Source records >>
— start —

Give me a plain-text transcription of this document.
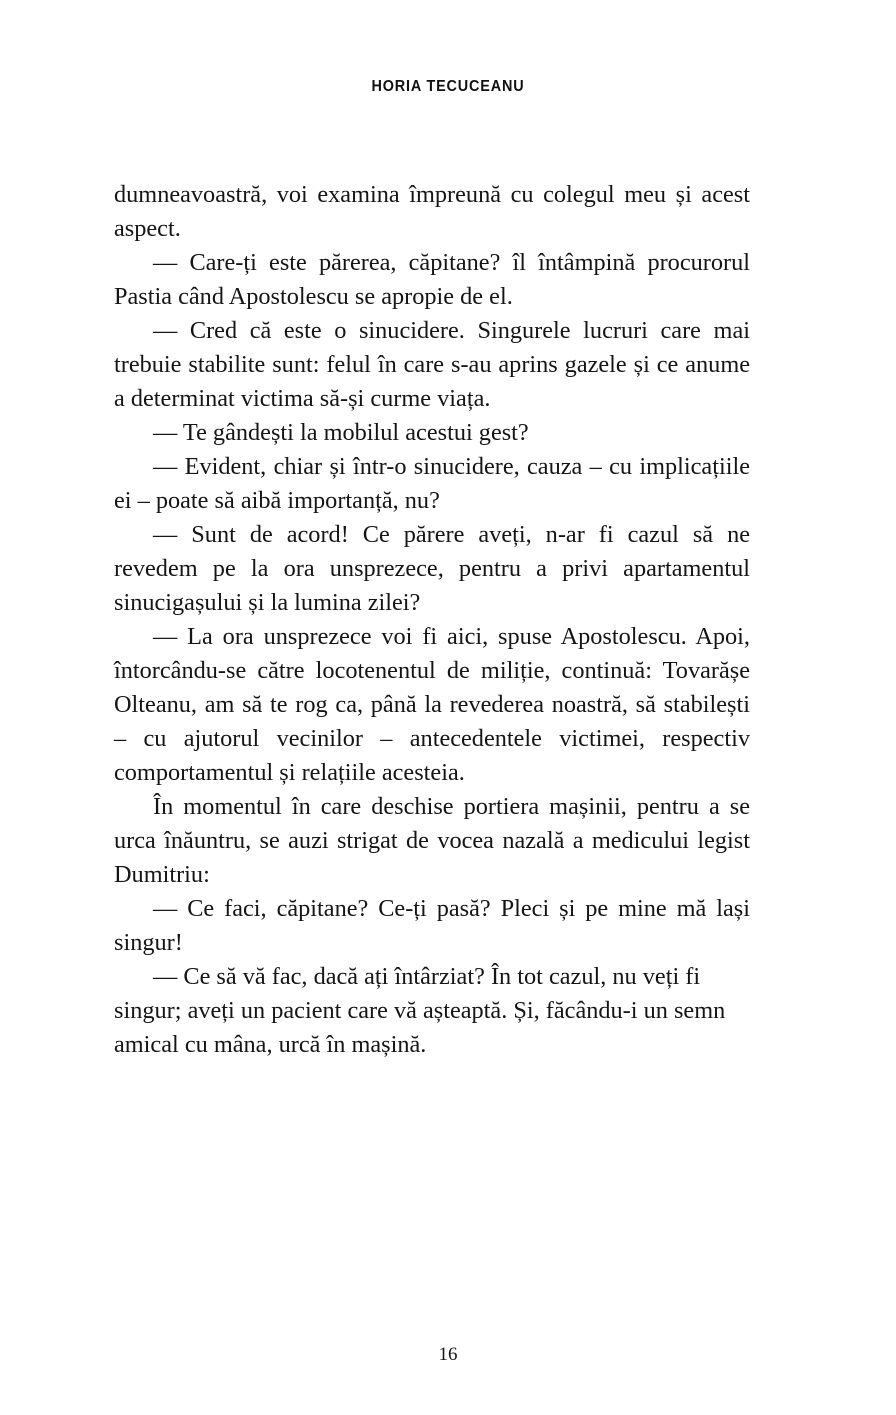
HORIA TECUCEANU

dumneavoastră, voi examina împreună cu colegul meu și acest aspect.

— Care-ți este părerea, căpitane? îl întâmpină procurorul Pastia când Apostolescu se apropie de el.

— Cred că este o sinucidere. Singurele lucruri care mai trebuie stabilite sunt: felul în care s-au aprins gazele și ce anume a determinat victima să-și curme viața.

— Te gândești la mobilul acestui gest?

— Evident, chiar și într-o sinucidere, cauza – cu implicațiile ei – poate să aibă importanță, nu?

— Sunt de acord! Ce părere aveți, n-ar fi cazul să ne revedem pe la ora unsprezece, pentru a privi apartamentul sinucigașului și la lumina zilei?

— La ora unsprezece voi fi aici, spuse Apostolescu. Apoi, întorcându-se către locotenentul de miliție, continuă: Tovarășe Olteanu, am să te rog ca, până la revederea noastră, să stabilești – cu ajutorul vecinilor – antecedentele victimei, respectiv comportamentul și relațiile acesteia.

În momentul în care deschise portiera mașinii, pentru a se urca înăuntru, se auzi strigat de vocea nazală a medicului legist Dumitriu:

— Ce faci, căpitane? Ce-ți pasă? Pleci și pe mine mă lași singur!

— Ce să vă fac, dacă ați întârziat? În tot cazul, nu veți fi singur; aveți un pacient care vă așteaptă. Și, făcându-i un semn amical cu mâna, urcă în mașină.

16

— end —

Omit pictures; set down the rest of the material word for word.

Exercise result >>
Give me a plain-text transcription of this document.
HORIA TECUCEANU

dumneavoastră, voi examina împreună cu colegul meu și acest aspect.

— Care-ți este părerea, căpitane? îl întâmpină procurorul Pastia când Apostolescu se apropie de el.

— Cred că este o sinucidere. Singurele lucruri care mai trebuie stabilite sunt: felul în care s-au aprins gazele și ce anume a determinat victima să-și curme viața.

— Te gândești la mobilul acestui gest?

— Evident, chiar și într-o sinucidere, cauza – cu implicațiile ei – poate să aibă importanță, nu?

— Sunt de acord! Ce părere aveți, n-ar fi cazul să ne revedem pe la ora unsprezece, pentru a privi apartamentul sinucigașului și la lumina zilei?

— La ora unsprezece voi fi aici, spuse Apostolescu. Apoi, întorcându-se către locotenentul de miliție, continuă: Tovarășe Olteanu, am să te rog ca, până la revederea noastră, să stabilești – cu ajutorul vecinilor – antecedentele victimei, respectiv comportamentul și relațiile acesteia.

În momentul în care deschise portiera mașinii, pentru a se urca înăuntru, se auzi strigat de vocea nazală a medicului legist Dumitriu:

— Ce faci, căpitane? Ce-ți pasă? Pleci și pe mine mă lași singur!

— Ce să vă fac, dacă ați întârziat? În tot cazul, nu veți fi singur; aveți un pacient care vă așteaptă. Și, făcându-i un semn amical cu mâna, urcă în mașină.

16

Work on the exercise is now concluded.